### Exercise material
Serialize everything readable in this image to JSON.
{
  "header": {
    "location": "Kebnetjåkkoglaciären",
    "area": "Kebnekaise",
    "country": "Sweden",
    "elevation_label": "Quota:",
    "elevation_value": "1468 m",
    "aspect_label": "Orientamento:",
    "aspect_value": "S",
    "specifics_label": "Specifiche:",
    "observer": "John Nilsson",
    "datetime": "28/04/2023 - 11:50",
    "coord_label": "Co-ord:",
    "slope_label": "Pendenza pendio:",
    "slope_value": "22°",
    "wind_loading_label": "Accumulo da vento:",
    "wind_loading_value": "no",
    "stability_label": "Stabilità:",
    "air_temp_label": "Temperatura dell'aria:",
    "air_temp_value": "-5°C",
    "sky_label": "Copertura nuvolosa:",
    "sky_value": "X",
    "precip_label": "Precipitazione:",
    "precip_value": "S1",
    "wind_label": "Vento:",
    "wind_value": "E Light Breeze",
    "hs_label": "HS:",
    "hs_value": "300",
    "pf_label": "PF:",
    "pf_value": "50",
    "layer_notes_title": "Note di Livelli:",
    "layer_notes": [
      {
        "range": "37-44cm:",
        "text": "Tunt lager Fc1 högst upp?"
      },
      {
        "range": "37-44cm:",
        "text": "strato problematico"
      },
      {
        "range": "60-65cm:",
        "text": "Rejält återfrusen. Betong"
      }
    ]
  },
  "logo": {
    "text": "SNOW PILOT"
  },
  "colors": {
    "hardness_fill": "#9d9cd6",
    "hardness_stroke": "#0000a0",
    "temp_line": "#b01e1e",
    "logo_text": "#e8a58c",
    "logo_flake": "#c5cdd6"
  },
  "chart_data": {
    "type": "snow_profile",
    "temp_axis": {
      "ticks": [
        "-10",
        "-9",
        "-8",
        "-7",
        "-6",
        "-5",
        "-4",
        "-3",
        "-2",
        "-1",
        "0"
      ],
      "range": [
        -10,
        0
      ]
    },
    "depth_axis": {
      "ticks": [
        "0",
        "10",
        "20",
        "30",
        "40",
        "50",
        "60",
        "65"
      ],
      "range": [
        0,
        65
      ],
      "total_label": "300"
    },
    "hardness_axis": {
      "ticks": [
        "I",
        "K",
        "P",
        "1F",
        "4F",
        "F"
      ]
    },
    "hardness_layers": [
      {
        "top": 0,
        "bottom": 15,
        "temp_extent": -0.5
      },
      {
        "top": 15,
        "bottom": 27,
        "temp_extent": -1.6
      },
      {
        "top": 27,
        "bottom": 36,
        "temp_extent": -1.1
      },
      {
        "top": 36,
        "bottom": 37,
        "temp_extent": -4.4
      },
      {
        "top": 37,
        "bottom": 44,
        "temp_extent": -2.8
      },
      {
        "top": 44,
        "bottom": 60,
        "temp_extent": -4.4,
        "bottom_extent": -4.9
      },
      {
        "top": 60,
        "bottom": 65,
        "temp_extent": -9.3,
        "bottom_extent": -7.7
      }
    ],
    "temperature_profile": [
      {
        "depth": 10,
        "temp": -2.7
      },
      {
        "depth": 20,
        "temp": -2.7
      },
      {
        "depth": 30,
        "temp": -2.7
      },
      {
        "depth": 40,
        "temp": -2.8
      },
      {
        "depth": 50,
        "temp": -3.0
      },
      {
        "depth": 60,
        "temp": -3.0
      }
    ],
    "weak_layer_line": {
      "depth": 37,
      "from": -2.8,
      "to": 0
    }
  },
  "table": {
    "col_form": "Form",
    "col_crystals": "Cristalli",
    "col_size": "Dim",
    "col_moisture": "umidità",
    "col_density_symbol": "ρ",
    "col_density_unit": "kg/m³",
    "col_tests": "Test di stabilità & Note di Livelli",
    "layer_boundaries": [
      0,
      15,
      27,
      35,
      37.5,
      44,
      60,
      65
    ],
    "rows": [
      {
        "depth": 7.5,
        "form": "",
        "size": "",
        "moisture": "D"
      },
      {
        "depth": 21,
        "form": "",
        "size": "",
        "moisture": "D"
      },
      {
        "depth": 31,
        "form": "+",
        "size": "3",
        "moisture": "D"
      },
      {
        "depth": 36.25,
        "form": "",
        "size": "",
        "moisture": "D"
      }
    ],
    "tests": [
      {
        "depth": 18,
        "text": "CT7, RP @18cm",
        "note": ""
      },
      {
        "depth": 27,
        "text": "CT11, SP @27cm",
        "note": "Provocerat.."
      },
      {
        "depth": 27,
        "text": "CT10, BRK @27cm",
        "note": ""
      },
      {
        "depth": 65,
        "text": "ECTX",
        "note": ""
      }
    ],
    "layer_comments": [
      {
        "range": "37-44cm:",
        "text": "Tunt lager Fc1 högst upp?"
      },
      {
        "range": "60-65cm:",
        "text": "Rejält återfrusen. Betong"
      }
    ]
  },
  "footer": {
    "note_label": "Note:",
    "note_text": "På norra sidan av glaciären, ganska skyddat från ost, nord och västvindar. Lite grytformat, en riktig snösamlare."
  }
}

### Exercise
Write out the whole listing exactly.

### Right answer
Serialize everything readable in this image to JSON.
{
  "header": {
    "location": "Kebnetjåkkoglaciären",
    "area": "Kebnekaise",
    "country": "Sweden",
    "elevation_label": "Quota:",
    "elevation_value": "1468 m",
    "aspect_label": "Orientamento:",
    "aspect_value": "S",
    "specifics_label": "Specifiche:",
    "observer": "John Nilsson",
    "datetime": "28/04/2023 - 11:50",
    "coord_label": "Co-ord:",
    "slope_label": "Pendenza pendio:",
    "slope_value": "22°",
    "wind_loading_label": "Accumulo da vento:",
    "wind_loading_value": "no",
    "stability_label": "Stabilità:",
    "air_temp_label": "Temperatura dell'aria:",
    "air_temp_value": "-5°C",
    "sky_label": "Copertura nuvolosa:",
    "sky_value": "X",
    "precip_label": "Precipitazione:",
    "precip_value": "S1",
    "wind_label": "Vento:",
    "wind_value": "E Light Breeze",
    "hs_label": "HS:",
    "hs_value": "300",
    "pf_label": "PF:",
    "pf_value": "50",
    "layer_notes_title": "Note di Livelli:",
    "layer_notes": [
      {
        "range": "37-44cm:",
        "text": "Tunt lager Fc1 högst upp?"
      },
      {
        "range": "37-44cm:",
        "text": "strato problematico"
      },
      {
        "range": "60-65cm:",
        "text": "Rejält återfrusen. Betong"
      }
    ]
  },
  "logo": {
    "text": "SNOW PILOT"
  },
  "colors": {
    "hardness_fill": "#9d9cd6",
    "hardness_stroke": "#0000a0",
    "temp_line": "#b01e1e",
    "logo_text": "#e8a58c",
    "logo_flake": "#c5cdd6"
  },
  "chart_data": {
    "type": "snow_profile",
    "temp_axis": {
      "ticks": [
        "-10",
        "-9",
        "-8",
        "-7",
        "-6",
        "-5",
        "-4",
        "-3",
        "-2",
        "-1",
        "0"
      ],
      "range": [
        -10,
        0
      ]
    },
    "depth_axis": {
      "ticks": [
        "0",
        "10",
        "20",
        "30",
        "40",
        "50",
        "60",
        "65"
      ],
      "range": [
        0,
        65
      ],
      "total_label": "300"
    },
    "hardness_axis": {
      "ticks": [
        "I",
        "K",
        "P",
        "1F",
        "4F",
        "F"
      ]
    },
    "hardness_layers": [
      {
        "top": 0,
        "bottom": 15,
        "temp_extent": -0.5
      },
      {
        "top": 15,
        "bottom": 27,
        "temp_extent": -1.6
      },
      {
        "top": 27,
        "bottom": 36,
        "temp_extent": -1.1
      },
      {
        "top": 36,
        "bottom": 37,
        "temp_extent": -4.4
      },
      {
        "top": 37,
        "bottom": 44,
        "temp_extent": -2.8
      },
      {
        "top": 44,
        "bottom": 60,
        "temp_extent": -4.4,
        "bottom_extent": -4.9
      },
      {
        "top": 60,
        "bottom": 65,
        "temp_extent": -9.3,
        "bottom_extent": -7.7
      }
    ],
    "temperature_profile": [
      {
        "depth": 10,
        "temp": -2.7
      },
      {
        "depth": 20,
        "temp": -2.7
      },
      {
        "depth": 30,
        "temp": -2.7
      },
      {
        "depth": 40,
        "temp": -2.8
      },
      {
        "depth": 50,
        "temp": -3.0
      },
      {
        "depth": 60,
        "temp": -3.0
      }
    ],
    "weak_layer_line": {
      "depth": 37,
      "from": -2.8,
      "to": 0
    }
  },
  "table": {
    "col_form": "Form",
    "col_crystals": "Cristalli",
    "col_size": "Dim",
    "col_moisture": "umidità",
    "col_density_symbol": "ρ",
    "col_density_unit": "kg/m³",
    "col_tests": "Test di stabilità & Note di Livelli",
    "layer_boundaries": [
      0,
      15,
      27,
      35,
      37.5,
      44,
      60,
      65
    ],
    "rows": [
      {
        "depth": 7.5,
        "form": "",
        "size": "",
        "moisture": "D"
      },
      {
        "depth": 21,
        "form": "",
        "size": "",
        "moisture": "D"
      },
      {
        "depth": 31,
        "form": "+",
        "size": "3",
        "moisture": "D"
      },
      {
        "depth": 36.25,
        "form": "",
        "size": "",
        "moisture": "D"
      }
    ],
    "tests": [
      {
        "depth": 18,
        "text": "CT7, RP @18cm",
        "note": ""
      },
      {
        "depth": 27,
        "text": "CT11, SP @27cm",
        "note": "Provocerat.."
      },
      {
        "depth": 27,
        "text": "CT10, BRK @27cm",
        "note": ""
      },
      {
        "depth": 65,
        "text": "ECTX",
        "note": ""
      }
    ],
    "layer_comments": [
      {
        "range": "37-44cm:",
        "text": "Tunt lager Fc1 högst upp?"
      },
      {
        "range": "60-65cm:",
        "text": "Rejält återfrusen. Betong"
      }
    ]
  },
  "footer": {
    "note_label": "Note:",
    "note_text": "På norra sidan av glaciären, ganska skyddat från ost, nord och västvindar. Lite grytformat, en riktig snösamlare."
  }
}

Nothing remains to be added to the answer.